■ **Dataset**:
======

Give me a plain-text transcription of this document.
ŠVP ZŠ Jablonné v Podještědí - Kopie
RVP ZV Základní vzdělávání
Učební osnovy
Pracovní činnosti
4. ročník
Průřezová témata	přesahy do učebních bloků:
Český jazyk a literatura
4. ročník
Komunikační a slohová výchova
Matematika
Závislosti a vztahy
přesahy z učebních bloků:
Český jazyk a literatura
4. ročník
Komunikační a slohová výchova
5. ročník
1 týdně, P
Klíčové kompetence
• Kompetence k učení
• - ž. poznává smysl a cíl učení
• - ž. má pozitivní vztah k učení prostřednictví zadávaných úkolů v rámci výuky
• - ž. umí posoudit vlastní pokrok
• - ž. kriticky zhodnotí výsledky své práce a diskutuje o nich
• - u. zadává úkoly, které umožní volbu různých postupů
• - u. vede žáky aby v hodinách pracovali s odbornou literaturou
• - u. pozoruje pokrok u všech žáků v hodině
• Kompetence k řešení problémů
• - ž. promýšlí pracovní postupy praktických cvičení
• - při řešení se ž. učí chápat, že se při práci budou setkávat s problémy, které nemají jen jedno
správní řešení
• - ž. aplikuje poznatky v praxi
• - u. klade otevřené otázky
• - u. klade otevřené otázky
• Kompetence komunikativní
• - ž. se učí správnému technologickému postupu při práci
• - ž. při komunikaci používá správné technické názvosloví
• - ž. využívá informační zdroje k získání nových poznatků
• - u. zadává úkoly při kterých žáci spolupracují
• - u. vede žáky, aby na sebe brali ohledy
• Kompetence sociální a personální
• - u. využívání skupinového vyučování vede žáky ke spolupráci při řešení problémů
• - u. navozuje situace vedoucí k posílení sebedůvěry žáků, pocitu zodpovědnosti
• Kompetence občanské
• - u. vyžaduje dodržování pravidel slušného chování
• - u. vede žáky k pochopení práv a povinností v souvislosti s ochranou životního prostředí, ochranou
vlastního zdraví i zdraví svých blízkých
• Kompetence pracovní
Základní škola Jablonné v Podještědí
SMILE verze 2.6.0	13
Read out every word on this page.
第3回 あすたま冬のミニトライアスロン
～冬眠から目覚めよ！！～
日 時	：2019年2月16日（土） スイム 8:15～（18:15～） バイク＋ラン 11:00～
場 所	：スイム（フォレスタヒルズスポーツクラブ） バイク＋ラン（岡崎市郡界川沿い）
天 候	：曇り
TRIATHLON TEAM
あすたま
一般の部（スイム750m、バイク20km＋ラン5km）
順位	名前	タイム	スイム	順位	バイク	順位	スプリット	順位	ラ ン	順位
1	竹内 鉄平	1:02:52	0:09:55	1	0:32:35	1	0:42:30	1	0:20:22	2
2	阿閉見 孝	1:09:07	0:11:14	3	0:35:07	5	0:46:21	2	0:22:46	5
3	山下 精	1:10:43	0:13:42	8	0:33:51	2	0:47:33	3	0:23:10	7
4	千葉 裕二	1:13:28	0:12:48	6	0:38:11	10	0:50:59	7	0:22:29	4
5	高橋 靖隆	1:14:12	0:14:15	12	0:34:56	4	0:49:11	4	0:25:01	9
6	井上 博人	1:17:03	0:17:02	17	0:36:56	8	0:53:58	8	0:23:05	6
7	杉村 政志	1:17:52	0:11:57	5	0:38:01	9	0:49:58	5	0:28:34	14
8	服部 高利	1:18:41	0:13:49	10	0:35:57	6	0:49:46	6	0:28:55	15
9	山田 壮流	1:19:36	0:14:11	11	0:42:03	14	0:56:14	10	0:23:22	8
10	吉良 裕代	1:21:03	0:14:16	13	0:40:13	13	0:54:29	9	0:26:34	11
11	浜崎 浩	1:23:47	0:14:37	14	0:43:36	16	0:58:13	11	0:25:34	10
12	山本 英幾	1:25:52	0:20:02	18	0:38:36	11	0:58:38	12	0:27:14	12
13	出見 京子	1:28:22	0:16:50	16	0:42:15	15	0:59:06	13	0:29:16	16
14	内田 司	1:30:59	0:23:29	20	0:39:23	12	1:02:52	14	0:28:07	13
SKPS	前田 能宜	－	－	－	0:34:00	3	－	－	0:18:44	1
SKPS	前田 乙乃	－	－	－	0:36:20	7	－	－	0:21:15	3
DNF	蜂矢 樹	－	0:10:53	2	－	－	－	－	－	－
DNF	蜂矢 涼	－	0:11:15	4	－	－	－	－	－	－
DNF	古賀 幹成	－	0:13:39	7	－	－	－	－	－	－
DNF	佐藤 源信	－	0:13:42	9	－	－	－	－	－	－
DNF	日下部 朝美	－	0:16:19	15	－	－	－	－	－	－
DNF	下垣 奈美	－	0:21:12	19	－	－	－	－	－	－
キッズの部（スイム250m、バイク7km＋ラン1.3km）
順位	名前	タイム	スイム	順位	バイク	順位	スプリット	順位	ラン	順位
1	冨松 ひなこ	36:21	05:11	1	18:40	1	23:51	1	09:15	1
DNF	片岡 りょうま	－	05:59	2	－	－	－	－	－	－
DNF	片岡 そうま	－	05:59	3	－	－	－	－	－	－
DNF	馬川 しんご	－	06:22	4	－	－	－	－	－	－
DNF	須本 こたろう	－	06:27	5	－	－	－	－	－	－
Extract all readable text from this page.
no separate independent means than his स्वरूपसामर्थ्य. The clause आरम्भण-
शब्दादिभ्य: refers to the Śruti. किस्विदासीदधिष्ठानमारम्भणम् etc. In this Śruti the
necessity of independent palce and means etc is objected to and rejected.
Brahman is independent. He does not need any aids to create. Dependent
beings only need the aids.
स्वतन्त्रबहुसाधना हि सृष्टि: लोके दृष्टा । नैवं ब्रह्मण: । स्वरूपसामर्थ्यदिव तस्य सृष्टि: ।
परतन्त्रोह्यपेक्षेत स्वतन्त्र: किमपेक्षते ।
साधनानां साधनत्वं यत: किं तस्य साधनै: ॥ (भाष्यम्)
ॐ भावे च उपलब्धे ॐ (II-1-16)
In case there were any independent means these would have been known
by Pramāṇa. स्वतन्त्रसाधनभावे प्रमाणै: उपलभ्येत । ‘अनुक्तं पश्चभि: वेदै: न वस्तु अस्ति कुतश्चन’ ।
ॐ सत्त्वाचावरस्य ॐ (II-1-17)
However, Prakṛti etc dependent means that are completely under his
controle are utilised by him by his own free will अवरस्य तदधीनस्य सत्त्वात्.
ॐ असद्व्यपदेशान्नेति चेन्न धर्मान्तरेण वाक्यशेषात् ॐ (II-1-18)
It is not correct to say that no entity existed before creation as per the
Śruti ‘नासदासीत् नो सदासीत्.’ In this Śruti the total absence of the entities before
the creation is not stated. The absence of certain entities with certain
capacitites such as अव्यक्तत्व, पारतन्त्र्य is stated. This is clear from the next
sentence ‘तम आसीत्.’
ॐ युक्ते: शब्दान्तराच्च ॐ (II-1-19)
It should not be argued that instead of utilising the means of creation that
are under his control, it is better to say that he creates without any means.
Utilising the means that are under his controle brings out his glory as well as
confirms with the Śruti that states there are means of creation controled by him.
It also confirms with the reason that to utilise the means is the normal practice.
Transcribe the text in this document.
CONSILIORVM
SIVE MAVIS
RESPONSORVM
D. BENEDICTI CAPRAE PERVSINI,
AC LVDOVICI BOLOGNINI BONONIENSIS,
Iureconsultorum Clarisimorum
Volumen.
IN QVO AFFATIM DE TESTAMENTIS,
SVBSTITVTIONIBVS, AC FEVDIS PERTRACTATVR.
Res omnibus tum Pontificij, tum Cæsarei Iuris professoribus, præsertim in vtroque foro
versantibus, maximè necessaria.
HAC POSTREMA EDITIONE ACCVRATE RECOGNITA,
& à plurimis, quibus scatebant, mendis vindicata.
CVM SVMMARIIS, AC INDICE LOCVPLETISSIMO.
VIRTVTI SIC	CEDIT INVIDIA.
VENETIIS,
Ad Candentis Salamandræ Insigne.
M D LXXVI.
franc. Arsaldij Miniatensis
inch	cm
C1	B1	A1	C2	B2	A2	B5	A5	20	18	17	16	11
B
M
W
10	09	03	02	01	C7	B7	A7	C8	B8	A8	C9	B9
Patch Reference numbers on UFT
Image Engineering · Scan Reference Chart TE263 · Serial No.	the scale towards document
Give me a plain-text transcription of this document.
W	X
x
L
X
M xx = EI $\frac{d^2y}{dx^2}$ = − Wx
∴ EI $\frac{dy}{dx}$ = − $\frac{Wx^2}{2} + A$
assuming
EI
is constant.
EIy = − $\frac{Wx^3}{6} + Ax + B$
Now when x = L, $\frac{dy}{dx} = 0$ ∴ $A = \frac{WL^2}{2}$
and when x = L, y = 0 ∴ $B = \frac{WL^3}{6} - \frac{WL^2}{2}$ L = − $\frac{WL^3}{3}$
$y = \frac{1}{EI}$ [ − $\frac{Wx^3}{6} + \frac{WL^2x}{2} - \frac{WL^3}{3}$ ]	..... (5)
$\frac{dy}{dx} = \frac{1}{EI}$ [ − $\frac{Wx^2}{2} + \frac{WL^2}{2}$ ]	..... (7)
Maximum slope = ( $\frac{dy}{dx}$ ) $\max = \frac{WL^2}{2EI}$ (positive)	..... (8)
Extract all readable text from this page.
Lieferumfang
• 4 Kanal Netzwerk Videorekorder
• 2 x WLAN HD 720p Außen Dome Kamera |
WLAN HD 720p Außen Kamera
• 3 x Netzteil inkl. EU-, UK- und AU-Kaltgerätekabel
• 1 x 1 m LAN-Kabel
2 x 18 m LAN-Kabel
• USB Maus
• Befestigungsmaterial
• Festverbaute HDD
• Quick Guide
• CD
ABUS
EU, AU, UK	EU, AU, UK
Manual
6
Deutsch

======

■ **Exercise requirements**: From the records above, pull out every line containing the word "スプリット".

■ **Answer to this task**:
順位	名前	タイム	スイム	順位	バイク	順位	スプリット	順位	ラ ン	順位
順位	名前	タイム	スイム	順位	バイク	順位	スプリット	順位	ラン	順位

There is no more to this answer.